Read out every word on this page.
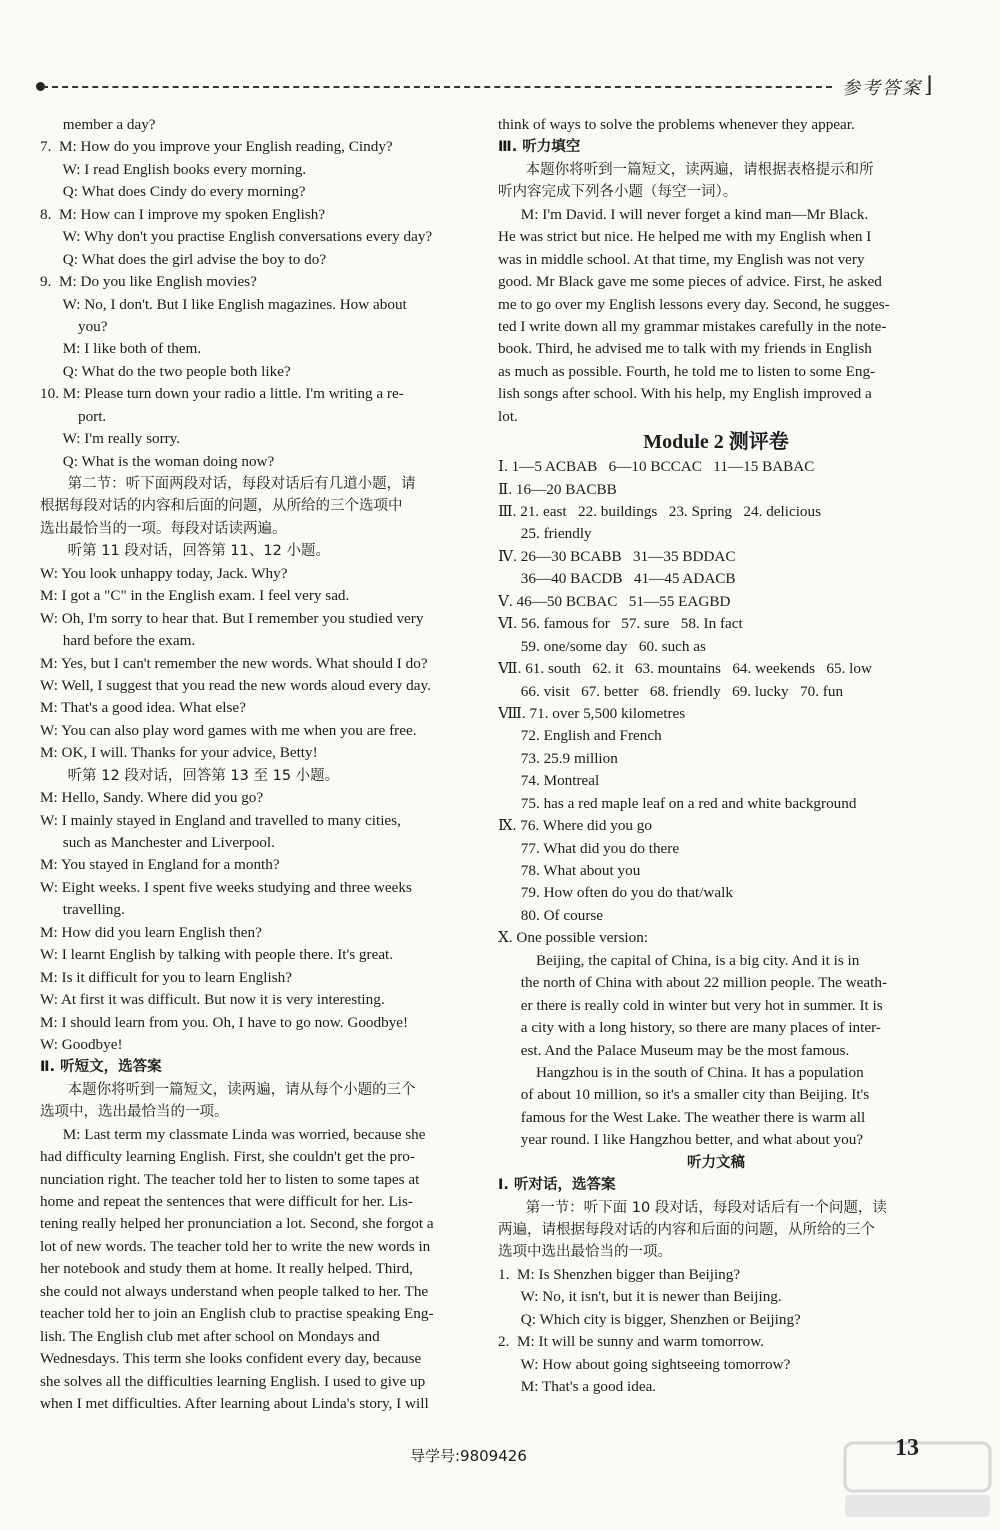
参考答案 ⌋
member a day?
7.  M: How do you improve your English reading, Cindy?
W: I read English books every morning.
Q: What does Cindy do every morning?
8.  M: How can I improve my spoken English?
W: Why don't you practise English conversations every day?
Q: What does the girl advise the boy to do?
9.  M: Do you like English movies?
W: No, I don't. But I like English magazines. How about
you?
M: I like both of them.
Q: What do the two people both like?
10. M: Please turn down your radio a little. I'm writing a re-
port.
W: I'm really sorry.
Q: What is the woman doing now?
第二节：听下面两段对话，每段对话后有几道小题，请
根据每段对话的内容和后面的问题，从所给的三个选项中
选出最恰当的一项。每段对话读两遍。
听第 11 段对话，回答第 11、12 小题。
W: You look unhappy today, Jack. Why?
M: I got a "C" in the English exam. I feel very sad.
W: Oh, I'm sorry to hear that. But I remember you studied very
hard before the exam.
M: Yes, but I can't remember the new words. What should I do?
W: Well, I suggest that you read the new words aloud every day.
M: That's a good idea. What else?
W: You can also play word games with me when you are free.
M: OK, I will. Thanks for your advice, Betty!
听第 12 段对话，回答第 13 至 15 小题。
M: Hello, Sandy. Where did you go?
W: I mainly stayed in England and travelled to many cities,
such as Manchester and Liverpool.
M: You stayed in England for a month?
W: Eight weeks. I spent five weeks studying and three weeks
travelling.
M: How did you learn English then?
W: I learnt English by talking with people there. It's great.
M: Is it difficult for you to learn English?
W: At first it was difficult. But now it is very interesting.
M: I should learn from you. Oh, I have to go now. Goodbye!
W: Goodbye!
Ⅱ. 听短文，选答案
本题你将听到一篇短文，读两遍，请从每个小题的三个
选项中，选出最恰当的一项。
M: Last term my classmate Linda was worried, because she
had difficulty learning English. First, she couldn't get the pro-
nunciation right. The teacher told her to listen to some tapes at
home and repeat the sentences that were difficult for her. Lis-
tening really helped her pronunciation a lot. Second, she forgot a
lot of new words. The teacher told her to write the new words in
her notebook and study them at home. It really helped. Third,
she could not always understand when people talked to her. The
teacher told her to join an English club to practise speaking Eng-
lish. The English club met after school on Mondays and
Wednesdays. This term she looks confident every day, because
she solves all the difficulties learning English. I used to give up
when I met difficulties. After learning about Linda's story, I will
think of ways to solve the problems whenever they appear.
Ⅲ. 听力填空
本题你将听到一篇短文，读两遍，请根据表格提示和所
听内容完成下列各小题（每空一词）。
M: I'm David. I will never forget a kind man—Mr Black.
He was strict but nice. He helped me with my English when I
was in middle school. At that time, my English was not very
good. Mr Black gave me some pieces of advice. First, he asked
me to go over my English lessons every day. Second, he sugges-
ted I write down all my grammar mistakes carefully in the note-
book. Third, he advised me to talk with my friends in English
as much as possible. Fourth, he told me to listen to some Eng-
lish songs after school. With his help, my English improved a
lot.
Module 2 测评卷
Ⅰ. 1—5 ACBAB   6—10 BCCAC   11—15 BABAC
Ⅱ. 16—20 BACBB
Ⅲ. 21. east   22. buildings   23. Spring   24. delicious
25. friendly
Ⅳ. 26—30 BCABB   31—35 BDDAC
36—40 BACDB   41—45 ADACB
Ⅴ. 46—50 BCBAC   51—55 EAGBD
Ⅵ. 56. famous for   57. sure   58. In fact
59. one/some day   60. such as
Ⅶ. 61. south   62. it   63. mountains   64. weekends   65. low
66. visit   67. better   68. friendly   69. lucky   70. fun
Ⅷ. 71. over 5,500 kilometres
72. English and French
73. 25.9 million
74. Montreal
75. has a red maple leaf on a red and white background
Ⅸ. 76. Where did you go
77. What did you do there
78. What about you
79. How often do you do that/walk
80. Of course
Ⅹ. One possible version:
Beijing, the capital of China, is a big city. And it is in
the north of China with about 22 million people. The weath-
er there is really cold in winter but very hot in summer. It is
a city with a long history, so there are many places of inter-
est. And the Palace Museum may be the most famous.
Hangzhou is in the south of China. It has a population
of about 10 million, so it's a smaller city than Beijing. It's
famous for the West Lake. The weather there is warm all
year round. I like Hangzhou better, and what about you?
听力文稿
Ⅰ. 听对话，选答案
第一节：听下面 10 段对话，每段对话后有一个问题，读
两遍，请根据每段对话的内容和后面的问题，从所给的三个
选项中选出最恰当的一项。
1.  M: Is Shenzhen bigger than Beijing?
W: No, it isn't, but it is newer than Beijing.
Q: Which city is bigger, Shenzhen or Beijing?
2.  M: It will be sunny and warm tomorrow.
W: How about going sightseeing tomorrow?
M: That's a good idea.
导学号:9809426	13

=-=-=-=-=

- [TASK STATEMENT]
Extract every line from the records above that contains the word "helped".

- [SOLUTION FOR THIS TASK]
tening really helped her pronunciation a lot. Second, she forgot a
her notebook and study them at home. It really helped. Third,
He was strict but nice. He helped me with my English when I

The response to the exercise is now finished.